# [Extrait proposé]
# # # #
Au mois d’avril, Eva a passé ses diplômes de chimie et elle a été embauchée au bureau des recherches de la Bayrische Stickstoffwerke, une fabrique d’engrais appliquant les découvertes de Fritz Haber. Le chef du personnel la fit venir et lui dit « mettez votre statut de demie-juive sous votre chapeau, vous le connaissez, je le connais. C’est tout et le jour où quelqu’un le découvre, prévenez-moi. »
Les lois de Nuremberg interdisaient aux juifs de se marier avec des aryens. Quant aux demi-juifs (mischling), ils ne pouvaient se marier ni avec des juifs, ni avec des aryens. Eva en tira la conclusion qu’elle n’avait pas de projets à faire dans ce domaine mais cela ne ‘empêcha pas de tomber amoureuse d’un certain Herbert – mon père. Ce soldat qui travaillait au quartier général avait de son côté été impressionné par une conférence d’Eva dans le groupe des Quakers sur l’honnêteté où elle avait affirmé vouloir toujours rester honnête.
Dans le récit qu’elle fait des activités antinazies d’Herbert, il y a de nombreuses inexactitudes qui soulignent les limites de la mémoire quand il s’agit de reconstituer un passé vieux de cinquante ans. Mais, comme je l’ai déjà souligné, elle évoque par contre des points qui, eux, avaient été oubliés par mon père et en particulier sa diffusion du témoignage d’un peintre – von Volkhammer – sur la Shoah par balles et les Einsatzgruppen. Ce point n’étant pas apparu dans son procès, mon père avait fini par l’oublier.
# # # #
# [Enregistrements fournis]

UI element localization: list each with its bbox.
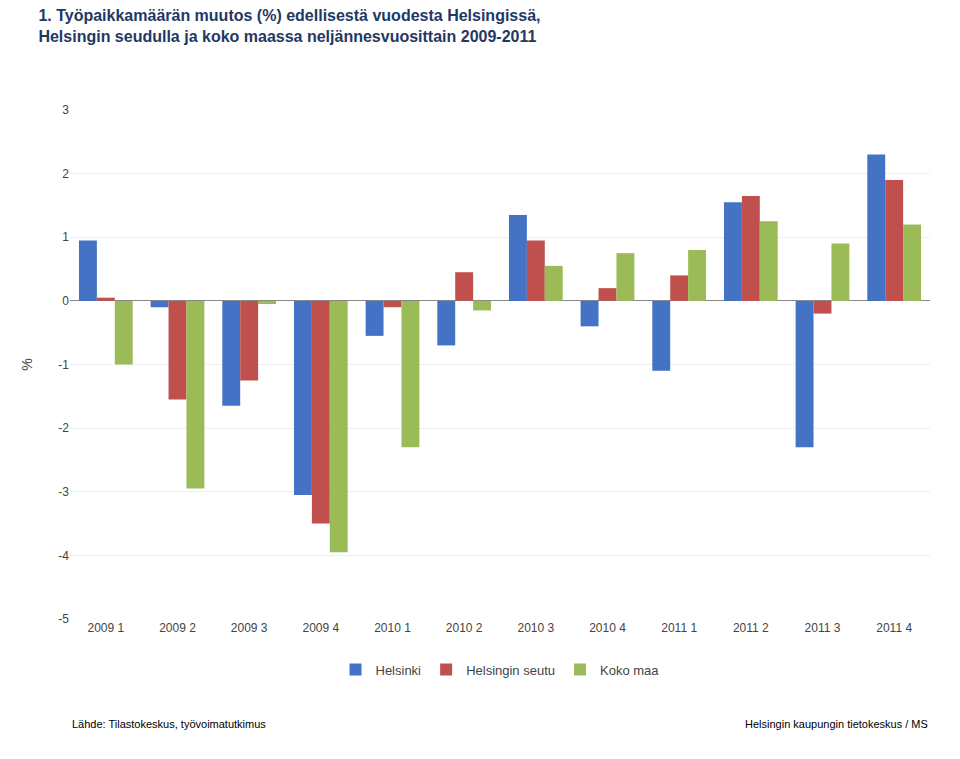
# # # #
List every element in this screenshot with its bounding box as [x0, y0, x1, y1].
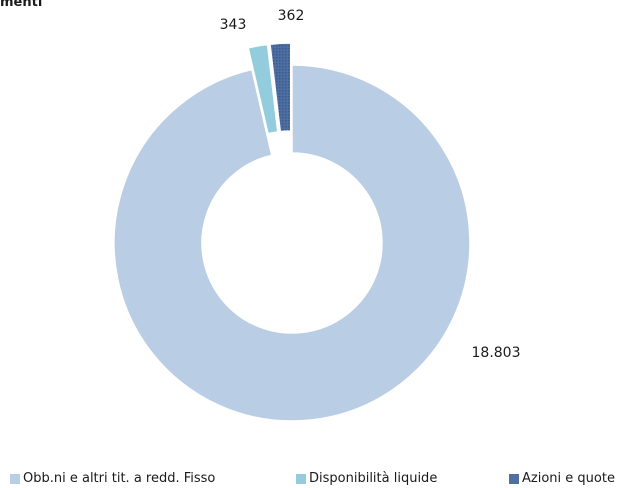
# # # #
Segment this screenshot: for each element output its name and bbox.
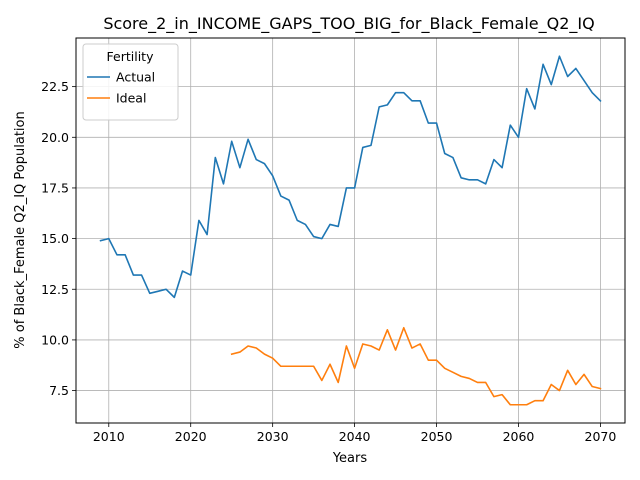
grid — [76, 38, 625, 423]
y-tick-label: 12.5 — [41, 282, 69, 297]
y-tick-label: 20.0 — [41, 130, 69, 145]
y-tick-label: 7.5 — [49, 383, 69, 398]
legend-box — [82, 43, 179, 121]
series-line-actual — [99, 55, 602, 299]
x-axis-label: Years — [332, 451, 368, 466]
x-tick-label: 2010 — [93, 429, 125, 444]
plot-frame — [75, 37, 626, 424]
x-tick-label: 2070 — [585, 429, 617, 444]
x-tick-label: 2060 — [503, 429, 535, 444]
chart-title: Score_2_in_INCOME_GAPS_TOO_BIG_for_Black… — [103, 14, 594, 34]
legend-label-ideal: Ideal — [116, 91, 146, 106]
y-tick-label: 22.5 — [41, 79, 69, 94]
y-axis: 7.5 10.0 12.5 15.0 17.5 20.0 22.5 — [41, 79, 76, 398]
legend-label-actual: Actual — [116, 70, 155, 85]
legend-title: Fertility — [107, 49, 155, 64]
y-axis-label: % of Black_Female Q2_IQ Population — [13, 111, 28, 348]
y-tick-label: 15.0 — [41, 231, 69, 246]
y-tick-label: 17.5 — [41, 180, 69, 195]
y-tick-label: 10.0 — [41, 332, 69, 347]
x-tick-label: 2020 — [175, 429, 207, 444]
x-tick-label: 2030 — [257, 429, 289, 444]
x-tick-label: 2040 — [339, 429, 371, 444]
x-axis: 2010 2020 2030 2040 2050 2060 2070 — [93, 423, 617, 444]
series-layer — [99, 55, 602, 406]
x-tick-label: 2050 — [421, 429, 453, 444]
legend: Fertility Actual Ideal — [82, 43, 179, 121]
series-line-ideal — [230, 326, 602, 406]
# # # #
# [Exercice proposé]
Répondez à ces questions sur l'extrait consacré à Eva :
1. Dans quelle entreprise Eva a-t-elle été embauchée au mois d'avril ?
2. Avec qui les lois de Nuremberg interdisaient-elles aux demi-juifs de se marier ?
3. Quel témoignage Herbert avait-il diffusé ?
Les enregistrements ne servent pas pour cet exercice.

# [Réponse rédigée]
1. Au bureau des recherches de la Bayrische Stickstoffwerke, une fabrique d'engrais appliquant les découvertes de Fritz Haber.
2. Ni avec des juifs, ni avec des aryens.
3. Le témoignage du peintre von Volkhammer sur la Shoah par balles et les Einsatzgruppen.